(YOUR TASK) Transcribe all of the data exactly. Omit the pictures.

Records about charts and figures
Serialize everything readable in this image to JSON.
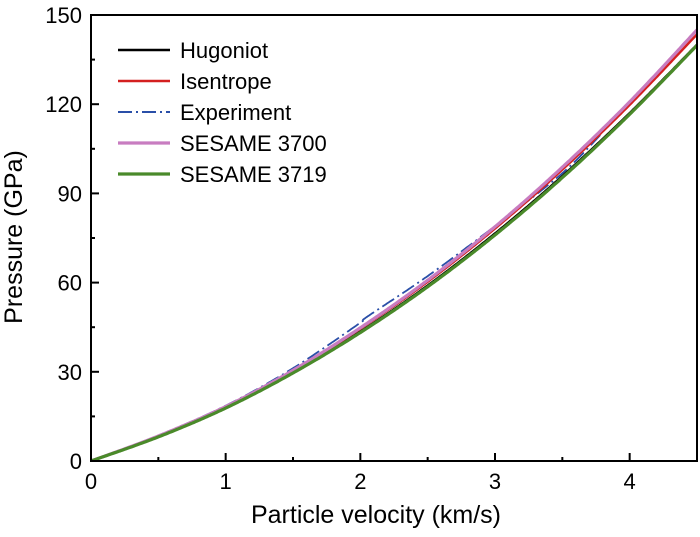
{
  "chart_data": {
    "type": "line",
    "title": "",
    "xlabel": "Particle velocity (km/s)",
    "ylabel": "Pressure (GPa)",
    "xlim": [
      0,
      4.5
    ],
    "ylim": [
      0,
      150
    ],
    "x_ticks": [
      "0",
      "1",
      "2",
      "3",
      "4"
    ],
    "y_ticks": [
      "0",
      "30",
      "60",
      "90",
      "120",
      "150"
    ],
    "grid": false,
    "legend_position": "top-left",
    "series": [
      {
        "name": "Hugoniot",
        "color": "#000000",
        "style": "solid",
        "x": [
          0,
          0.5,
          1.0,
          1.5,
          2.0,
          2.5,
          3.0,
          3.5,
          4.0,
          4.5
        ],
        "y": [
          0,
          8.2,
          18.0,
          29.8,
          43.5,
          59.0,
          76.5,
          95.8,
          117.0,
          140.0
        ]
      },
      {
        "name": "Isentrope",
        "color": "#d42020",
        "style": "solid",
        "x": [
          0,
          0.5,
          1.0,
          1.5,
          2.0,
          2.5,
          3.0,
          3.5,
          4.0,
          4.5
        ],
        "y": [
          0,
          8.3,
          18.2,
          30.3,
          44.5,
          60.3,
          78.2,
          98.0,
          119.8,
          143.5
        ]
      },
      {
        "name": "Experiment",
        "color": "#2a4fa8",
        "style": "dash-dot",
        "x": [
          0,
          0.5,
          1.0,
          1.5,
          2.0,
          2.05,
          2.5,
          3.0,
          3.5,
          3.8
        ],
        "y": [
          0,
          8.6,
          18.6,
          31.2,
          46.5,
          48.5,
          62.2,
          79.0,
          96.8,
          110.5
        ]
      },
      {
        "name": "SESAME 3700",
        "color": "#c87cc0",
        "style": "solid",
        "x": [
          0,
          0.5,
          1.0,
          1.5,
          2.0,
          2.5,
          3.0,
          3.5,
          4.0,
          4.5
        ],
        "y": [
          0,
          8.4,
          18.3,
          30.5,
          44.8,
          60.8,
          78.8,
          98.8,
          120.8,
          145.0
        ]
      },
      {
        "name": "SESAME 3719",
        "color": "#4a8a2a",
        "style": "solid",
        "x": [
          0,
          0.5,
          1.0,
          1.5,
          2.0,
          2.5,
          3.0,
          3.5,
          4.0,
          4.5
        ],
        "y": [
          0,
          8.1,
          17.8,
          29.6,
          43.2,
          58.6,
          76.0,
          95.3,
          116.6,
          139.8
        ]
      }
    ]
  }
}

(TASK RESPONSE)
Serialize everything readable in this image to JSON.
{
  "chart_data": {
    "type": "line",
    "title": "",
    "xlabel": "Particle velocity (km/s)",
    "ylabel": "Pressure (GPa)",
    "xlim": [
      0,
      4.5
    ],
    "ylim": [
      0,
      150
    ],
    "x_ticks": [
      "0",
      "1",
      "2",
      "3",
      "4"
    ],
    "y_ticks": [
      "0",
      "30",
      "60",
      "90",
      "120",
      "150"
    ],
    "grid": false,
    "legend_position": "top-left",
    "series": [
      {
        "name": "Hugoniot",
        "color": "#000000",
        "style": "solid",
        "x": [
          0,
          0.5,
          1.0,
          1.5,
          2.0,
          2.5,
          3.0,
          3.5,
          4.0,
          4.5
        ],
        "y": [
          0,
          8.2,
          18.0,
          29.8,
          43.5,
          59.0,
          76.5,
          95.8,
          117.0,
          140.0
        ]
      },
      {
        "name": "Isentrope",
        "color": "#d42020",
        "style": "solid",
        "x": [
          0,
          0.5,
          1.0,
          1.5,
          2.0,
          2.5,
          3.0,
          3.5,
          4.0,
          4.5
        ],
        "y": [
          0,
          8.3,
          18.2,
          30.3,
          44.5,
          60.3,
          78.2,
          98.0,
          119.8,
          143.5
        ]
      },
      {
        "name": "Experiment",
        "color": "#2a4fa8",
        "style": "dash-dot",
        "x": [
          0,
          0.5,
          1.0,
          1.5,
          2.0,
          2.05,
          2.5,
          3.0,
          3.5,
          3.8
        ],
        "y": [
          0,
          8.6,
          18.6,
          31.2,
          46.5,
          48.5,
          62.2,
          79.0,
          96.8,
          110.5
        ]
      },
      {
        "name": "SESAME 3700",
        "color": "#c87cc0",
        "style": "solid",
        "x": [
          0,
          0.5,
          1.0,
          1.5,
          2.0,
          2.5,
          3.0,
          3.5,
          4.0,
          4.5
        ],
        "y": [
          0,
          8.4,
          18.3,
          30.5,
          44.8,
          60.8,
          78.8,
          98.8,
          120.8,
          145.0
        ]
      },
      {
        "name": "SESAME 3719",
        "color": "#4a8a2a",
        "style": "solid",
        "x": [
          0,
          0.5,
          1.0,
          1.5,
          2.0,
          2.5,
          3.0,
          3.5,
          4.0,
          4.5
        ],
        "y": [
          0,
          8.1,
          17.8,
          29.6,
          43.2,
          58.6,
          76.0,
          95.3,
          116.6,
          139.8
        ]
      }
    ]
  }
}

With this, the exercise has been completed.